— START Material for this task —

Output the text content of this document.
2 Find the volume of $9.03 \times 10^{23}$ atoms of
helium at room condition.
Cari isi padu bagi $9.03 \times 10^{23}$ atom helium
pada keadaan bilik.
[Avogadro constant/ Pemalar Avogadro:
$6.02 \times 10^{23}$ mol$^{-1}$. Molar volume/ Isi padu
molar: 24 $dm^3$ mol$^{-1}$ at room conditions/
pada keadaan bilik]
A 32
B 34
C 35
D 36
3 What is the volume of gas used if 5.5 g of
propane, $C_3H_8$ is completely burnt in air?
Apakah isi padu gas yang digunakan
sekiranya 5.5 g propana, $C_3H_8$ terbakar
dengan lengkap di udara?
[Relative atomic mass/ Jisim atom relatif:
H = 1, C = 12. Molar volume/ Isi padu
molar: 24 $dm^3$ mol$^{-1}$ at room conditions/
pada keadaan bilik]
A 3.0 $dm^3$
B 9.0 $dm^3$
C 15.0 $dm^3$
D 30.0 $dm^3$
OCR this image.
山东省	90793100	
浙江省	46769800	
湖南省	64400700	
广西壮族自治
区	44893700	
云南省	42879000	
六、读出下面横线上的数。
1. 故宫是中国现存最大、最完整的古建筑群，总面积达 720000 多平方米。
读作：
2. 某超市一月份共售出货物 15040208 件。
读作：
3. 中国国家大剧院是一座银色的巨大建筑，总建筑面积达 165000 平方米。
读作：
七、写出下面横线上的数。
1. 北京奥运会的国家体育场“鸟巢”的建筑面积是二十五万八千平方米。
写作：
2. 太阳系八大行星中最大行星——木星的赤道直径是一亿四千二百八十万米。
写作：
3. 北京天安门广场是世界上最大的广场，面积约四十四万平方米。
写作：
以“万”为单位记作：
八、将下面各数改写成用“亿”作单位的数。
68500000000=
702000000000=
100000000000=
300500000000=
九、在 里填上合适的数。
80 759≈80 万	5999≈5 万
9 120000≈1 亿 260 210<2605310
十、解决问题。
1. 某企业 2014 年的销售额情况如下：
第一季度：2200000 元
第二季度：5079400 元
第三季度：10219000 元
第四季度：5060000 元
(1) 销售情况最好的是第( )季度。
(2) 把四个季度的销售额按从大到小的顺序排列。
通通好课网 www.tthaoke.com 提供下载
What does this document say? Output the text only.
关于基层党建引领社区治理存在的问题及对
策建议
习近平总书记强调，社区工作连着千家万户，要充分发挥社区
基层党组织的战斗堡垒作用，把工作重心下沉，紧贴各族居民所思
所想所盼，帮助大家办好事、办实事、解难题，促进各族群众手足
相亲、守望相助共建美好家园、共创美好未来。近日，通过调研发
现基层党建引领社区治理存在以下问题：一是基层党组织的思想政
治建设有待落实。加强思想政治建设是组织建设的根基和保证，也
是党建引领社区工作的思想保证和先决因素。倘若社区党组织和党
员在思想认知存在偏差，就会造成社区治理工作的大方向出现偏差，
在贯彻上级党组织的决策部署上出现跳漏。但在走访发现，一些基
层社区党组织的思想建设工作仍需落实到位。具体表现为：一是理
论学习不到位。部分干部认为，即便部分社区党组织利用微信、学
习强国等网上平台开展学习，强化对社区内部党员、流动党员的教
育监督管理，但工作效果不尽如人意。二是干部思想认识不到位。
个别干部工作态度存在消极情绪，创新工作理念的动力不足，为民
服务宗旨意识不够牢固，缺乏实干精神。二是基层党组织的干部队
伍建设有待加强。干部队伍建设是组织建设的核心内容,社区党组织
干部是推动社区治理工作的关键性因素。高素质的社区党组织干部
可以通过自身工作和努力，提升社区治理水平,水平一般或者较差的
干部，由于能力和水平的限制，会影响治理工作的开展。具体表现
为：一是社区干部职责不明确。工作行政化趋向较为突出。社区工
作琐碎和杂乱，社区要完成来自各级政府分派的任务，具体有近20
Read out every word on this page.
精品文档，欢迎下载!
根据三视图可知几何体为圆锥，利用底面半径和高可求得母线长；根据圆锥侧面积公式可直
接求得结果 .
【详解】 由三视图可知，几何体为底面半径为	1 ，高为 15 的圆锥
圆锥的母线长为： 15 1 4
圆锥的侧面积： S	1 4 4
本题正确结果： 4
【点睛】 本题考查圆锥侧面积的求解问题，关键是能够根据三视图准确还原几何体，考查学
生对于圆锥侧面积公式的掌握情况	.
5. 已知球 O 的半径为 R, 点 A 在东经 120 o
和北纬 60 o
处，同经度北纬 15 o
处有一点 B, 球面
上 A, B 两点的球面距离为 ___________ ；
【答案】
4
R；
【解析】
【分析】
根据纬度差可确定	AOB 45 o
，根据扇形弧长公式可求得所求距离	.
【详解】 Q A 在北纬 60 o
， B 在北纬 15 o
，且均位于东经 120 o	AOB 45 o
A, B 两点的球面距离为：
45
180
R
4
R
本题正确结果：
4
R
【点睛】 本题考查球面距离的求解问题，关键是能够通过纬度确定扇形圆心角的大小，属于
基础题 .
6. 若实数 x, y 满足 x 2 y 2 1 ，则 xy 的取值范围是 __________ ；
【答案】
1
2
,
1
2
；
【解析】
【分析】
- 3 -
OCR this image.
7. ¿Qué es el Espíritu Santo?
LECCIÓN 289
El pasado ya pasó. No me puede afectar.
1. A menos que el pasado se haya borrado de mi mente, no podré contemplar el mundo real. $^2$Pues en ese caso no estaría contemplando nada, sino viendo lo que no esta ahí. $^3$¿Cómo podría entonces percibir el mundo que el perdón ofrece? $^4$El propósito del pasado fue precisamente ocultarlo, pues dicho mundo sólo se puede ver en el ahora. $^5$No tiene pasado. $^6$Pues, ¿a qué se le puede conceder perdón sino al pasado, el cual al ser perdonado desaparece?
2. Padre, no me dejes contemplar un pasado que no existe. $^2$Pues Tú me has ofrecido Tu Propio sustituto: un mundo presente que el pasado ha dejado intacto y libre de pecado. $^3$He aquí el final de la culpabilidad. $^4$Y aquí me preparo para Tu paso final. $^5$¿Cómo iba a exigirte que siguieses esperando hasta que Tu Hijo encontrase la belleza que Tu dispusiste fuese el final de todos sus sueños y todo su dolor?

— END Material for this task —

* _Set task_
Transcribe all of the material exactly. Omit nothing.

* _Worked answer_
Output the text content of this document.
2 Find the volume of $9.03 \times 10^{23}$ atoms of
helium at room condition.
Cari isi padu bagi $9.03 \times 10^{23}$ atom helium
pada keadaan bilik.
[Avogadro constant/ Pemalar Avogadro:
$6.02 \times 10^{23}$ mol$^{-1}$. Molar volume/ Isi padu
molar: 24 $dm^3$ mol$^{-1}$ at room conditions/
pada keadaan bilik]
A 32
B 34
C 35
D 36
3 What is the volume of gas used if 5.5 g of
propane, $C_3H_8$ is completely burnt in air?
Apakah isi padu gas yang digunakan
sekiranya 5.5 g propana, $C_3H_8$ terbakar
dengan lengkap di udara?
[Relative atomic mass/ Jisim atom relatif:
H = 1, C = 12. Molar volume/ Isi padu
molar: 24 $dm^3$ mol$^{-1}$ at room conditions/
pada keadaan bilik]
A 3.0 $dm^3$
B 9.0 $dm^3$
C 15.0 $dm^3$
D 30.0 $dm^3$
OCR this image.
山东省	90793100	
浙江省	46769800	
湖南省	64400700	
广西壮族自治
区	44893700	
云南省	42879000	
六、读出下面横线上的数。
1. 故宫是中国现存最大、最完整的古建筑群，总面积达 720000 多平方米。
读作：
2. 某超市一月份共售出货物 15040208 件。
读作：
3. 中国国家大剧院是一座银色的巨大建筑，总建筑面积达 165000 平方米。
读作：
七、写出下面横线上的数。
1. 北京奥运会的国家体育场“鸟巢”的建筑面积是二十五万八千平方米。
写作：
2. 太阳系八大行星中最大行星——木星的赤道直径是一亿四千二百八十万米。
写作：
3. 北京天安门广场是世界上最大的广场，面积约四十四万平方米。
写作：
以“万”为单位记作：
八、将下面各数改写成用“亿”作单位的数。
68500000000=
702000000000=
100000000000=
300500000000=
九、在 里填上合适的数。
80 759≈80 万	5999≈5 万
9 120000≈1 亿 260 210<2605310
十、解决问题。
1. 某企业 2014 年的销售额情况如下：
第一季度：2200000 元
第二季度：5079400 元
第三季度：10219000 元
第四季度：5060000 元
(1) 销售情况最好的是第( )季度。
(2) 把四个季度的销售额按从大到小的顺序排列。
通通好课网 www.tthaoke.com 提供下载
What does this document say? Output the text only.
关于基层党建引领社区治理存在的问题及对
策建议
习近平总书记强调，社区工作连着千家万户，要充分发挥社区
基层党组织的战斗堡垒作用，把工作重心下沉，紧贴各族居民所思
所想所盼，帮助大家办好事、办实事、解难题，促进各族群众手足
相亲、守望相助共建美好家园、共创美好未来。近日，通过调研发
现基层党建引领社区治理存在以下问题：一是基层党组织的思想政
治建设有待落实。加强思想政治建设是组织建设的根基和保证，也
是党建引领社区工作的思想保证和先决因素。倘若社区党组织和党
员在思想认知存在偏差，就会造成社区治理工作的大方向出现偏差，
在贯彻上级党组织的决策部署上出现跳漏。但在走访发现，一些基
层社区党组织的思想建设工作仍需落实到位。具体表现为：一是理
论学习不到位。部分干部认为，即便部分社区党组织利用微信、学
习强国等网上平台开展学习，强化对社区内部党员、流动党员的教
育监督管理，但工作效果不尽如人意。二是干部思想认识不到位。
个别干部工作态度存在消极情绪，创新工作理念的动力不足，为民
服务宗旨意识不够牢固，缺乏实干精神。二是基层党组织的干部队
伍建设有待加强。干部队伍建设是组织建设的核心内容,社区党组织
干部是推动社区治理工作的关键性因素。高素质的社区党组织干部
可以通过自身工作和努力，提升社区治理水平,水平一般或者较差的
干部，由于能力和水平的限制，会影响治理工作的开展。具体表现
为：一是社区干部职责不明确。工作行政化趋向较为突出。社区工
作琐碎和杂乱，社区要完成来自各级政府分派的任务，具体有近20
Read out every word on this page.
精品文档，欢迎下载!
根据三视图可知几何体为圆锥，利用底面半径和高可求得母线长；根据圆锥侧面积公式可直
接求得结果 .
【详解】 由三视图可知，几何体为底面半径为	1 ，高为 15 的圆锥
圆锥的母线长为： 15 1 4
圆锥的侧面积： S	1 4 4
本题正确结果： 4
【点睛】 本题考查圆锥侧面积的求解问题，关键是能够根据三视图准确还原几何体，考查学
生对于圆锥侧面积公式的掌握情况	.
5. 已知球 O 的半径为 R, 点 A 在东经 120 o
和北纬 60 o
处，同经度北纬 15 o
处有一点 B, 球面
上 A, B 两点的球面距离为 ___________ ；
【答案】
4
R；
【解析】
【分析】
根据纬度差可确定	AOB 45 o
，根据扇形弧长公式可求得所求距离	.
【详解】 Q A 在北纬 60 o
， B 在北纬 15 o
，且均位于东经 120 o	AOB 45 o
A, B 两点的球面距离为：
45
180
R
4
R
本题正确结果：
4
R
【点睛】 本题考查球面距离的求解问题，关键是能够通过纬度确定扇形圆心角的大小，属于
基础题 .
6. 若实数 x, y 满足 x 2 y 2 1 ，则 xy 的取值范围是 __________ ；
【答案】
1
2
,
1
2
；
【解析】
【分析】
- 3 -
OCR this image.
7. ¿Qué es el Espíritu Santo?
LECCIÓN 289
El pasado ya pasó. No me puede afectar.
1. A menos que el pasado se haya borrado de mi mente, no podré contemplar el mundo real. $^2$Pues en ese caso no estaría contemplando nada, sino viendo lo que no esta ahí. $^3$¿Cómo podría entonces percibir el mundo que el perdón ofrece? $^4$El propósito del pasado fue precisamente ocultarlo, pues dicho mundo sólo se puede ver en el ahora. $^5$No tiene pasado. $^6$Pues, ¿a qué se le puede conceder perdón sino al pasado, el cual al ser perdonado desaparece?
2. Padre, no me dejes contemplar un pasado que no existe. $^2$Pues Tú me has ofrecido Tu Propio sustituto: un mundo presente que el pasado ha dejado intacto y libre de pecado. $^3$He aquí el final de la culpabilidad. $^4$Y aquí me preparo para Tu paso final. $^5$¿Cómo iba a exigirte que siguieses esperando hasta que Tu Hijo encontrase la belleza que Tu dispusiste fuese el final de todos sus sueños y todo su dolor?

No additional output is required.